§ GIVEN EXERCISE:
From the entries below, please gather each line containing the string "exercises".

§ DATA EXTRACT:

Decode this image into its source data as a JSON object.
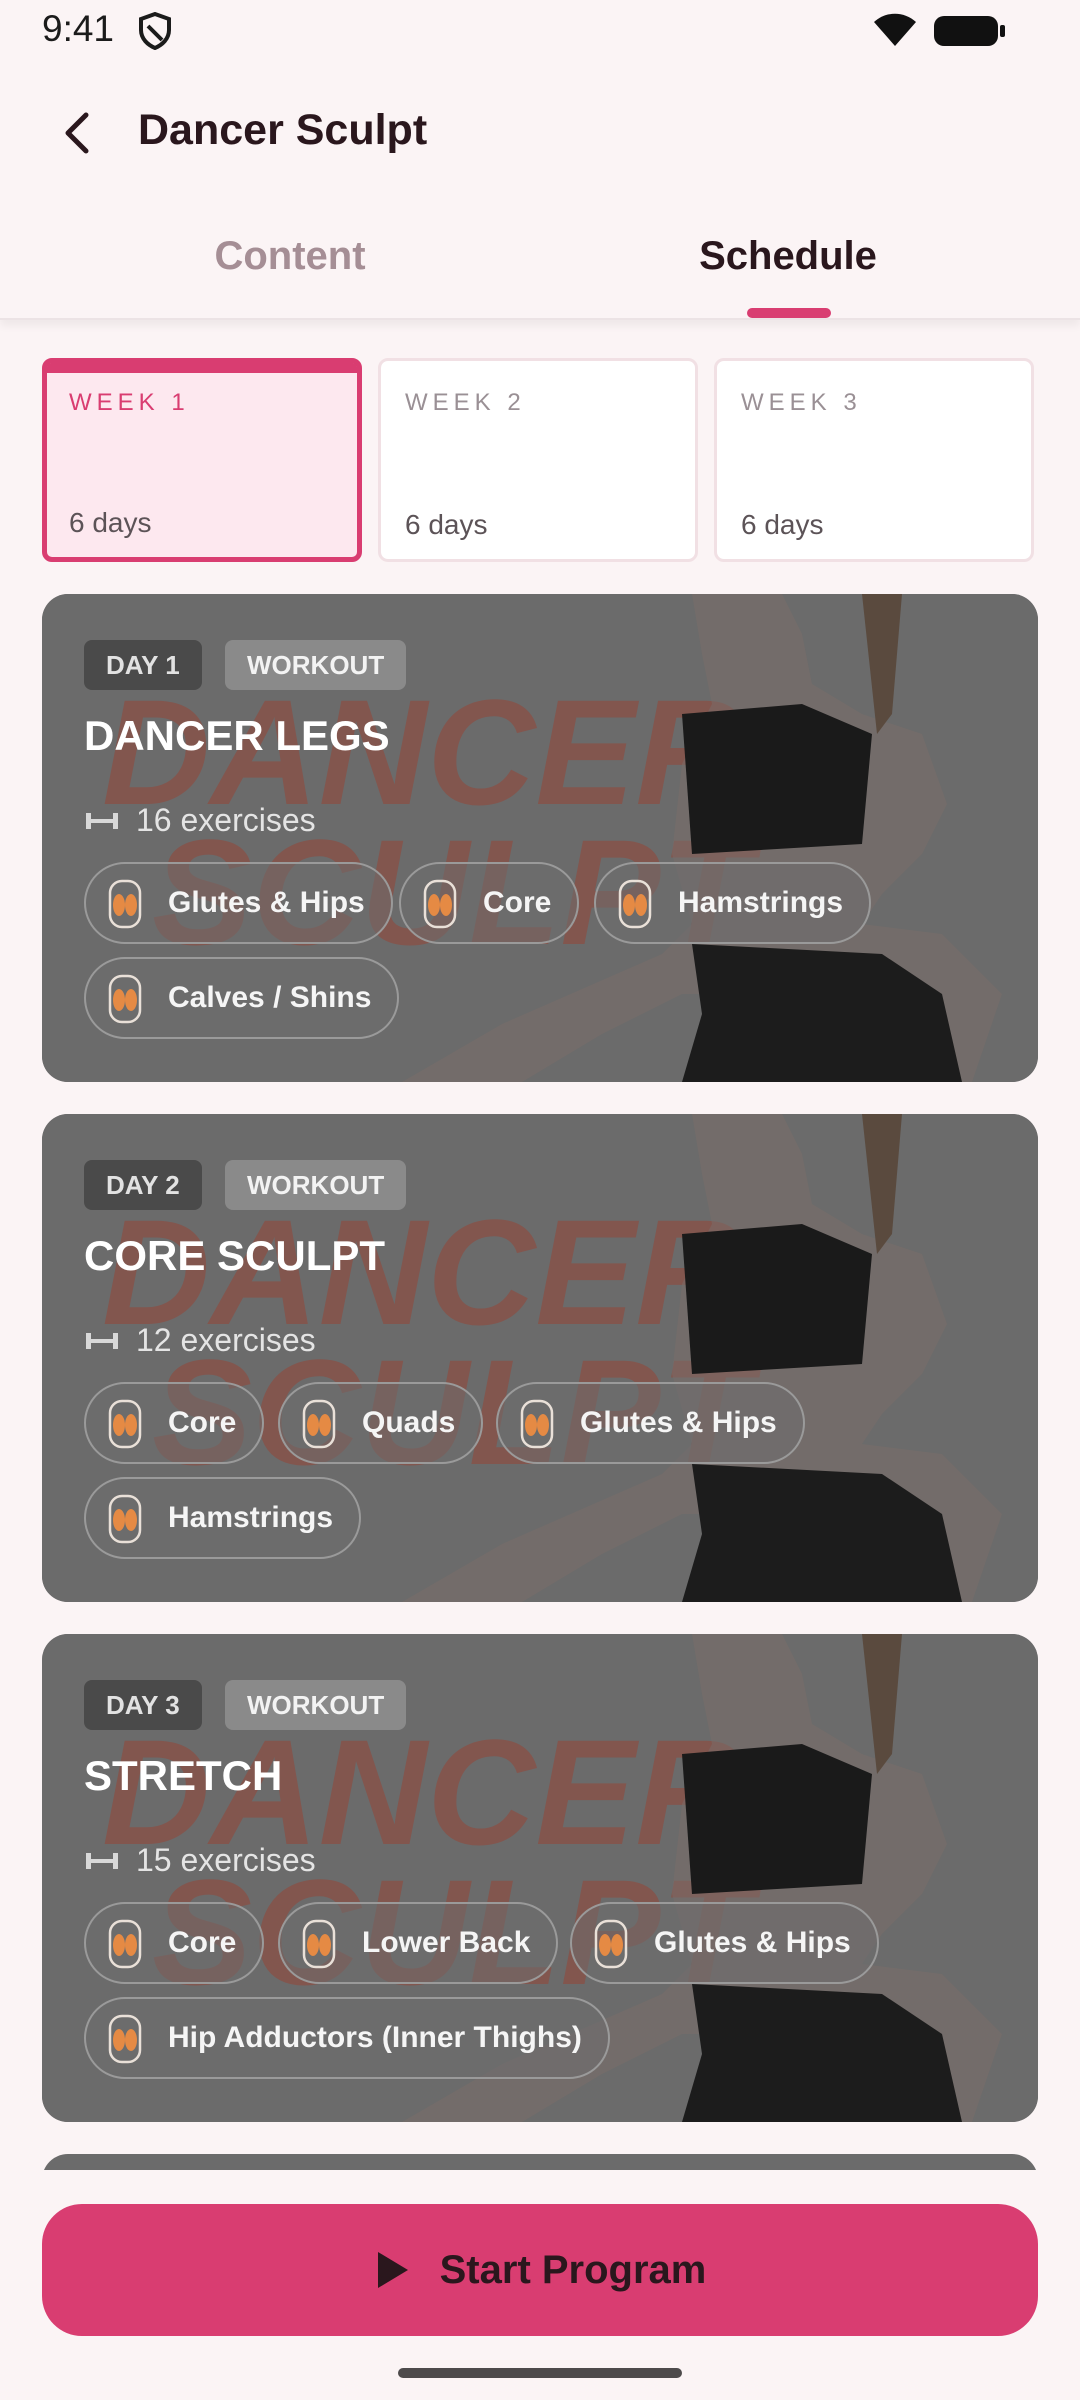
{
  "status_bar": {
    "time": "9:41"
  },
  "header": {
    "title": "Dancer Sculpt"
  },
  "tabs": [
    {
      "label": "Content",
      "active": false
    },
    {
      "label": "Schedule",
      "active": true
    }
  ],
  "weeks": [
    {
      "label": "WEEK 1",
      "days": "6 days",
      "active": true
    },
    {
      "label": "WEEK 2",
      "days": "6 days",
      "active": false
    },
    {
      "label": "WEEK 3",
      "days": "6 days",
      "active": false
    }
  ],
  "days": [
    {
      "day": "DAY 1",
      "type": "WORKOUT",
      "title": "DANCER LEGS",
      "exercises": "16 exercises",
      "muscles": [
        "Glutes & Hips",
        "Core",
        "Hamstrings",
        "Calves / Shins"
      ]
    },
    {
      "day": "DAY 2",
      "type": "WORKOUT",
      "title": "CORE SCULPT",
      "exercises": "12 exercises",
      "muscles": [
        "Core",
        "Quads",
        "Glutes & Hips",
        "Hamstrings"
      ]
    },
    {
      "day": "DAY 3",
      "type": "WORKOUT",
      "title": "STRETCH",
      "exercises": "15 exercises",
      "muscles": [
        "Core",
        "Lower Back",
        "Glutes & Hips",
        "Hip Adductors (Inner Thighs)"
      ]
    }
  ],
  "card_background": {
    "watermark_line1": "DANCER",
    "watermark_line2": "SCULPT"
  },
  "cta": {
    "label": "Start Program"
  },
  "colors": {
    "accent": "#d93d71",
    "background": "#fbf4f5",
    "card": "#6b6b6b"
  }
}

§ TASK OUTPUT:
      "exercises": "16 exercises",
      "exercises": "12 exercises",
      "exercises": "15 exercises",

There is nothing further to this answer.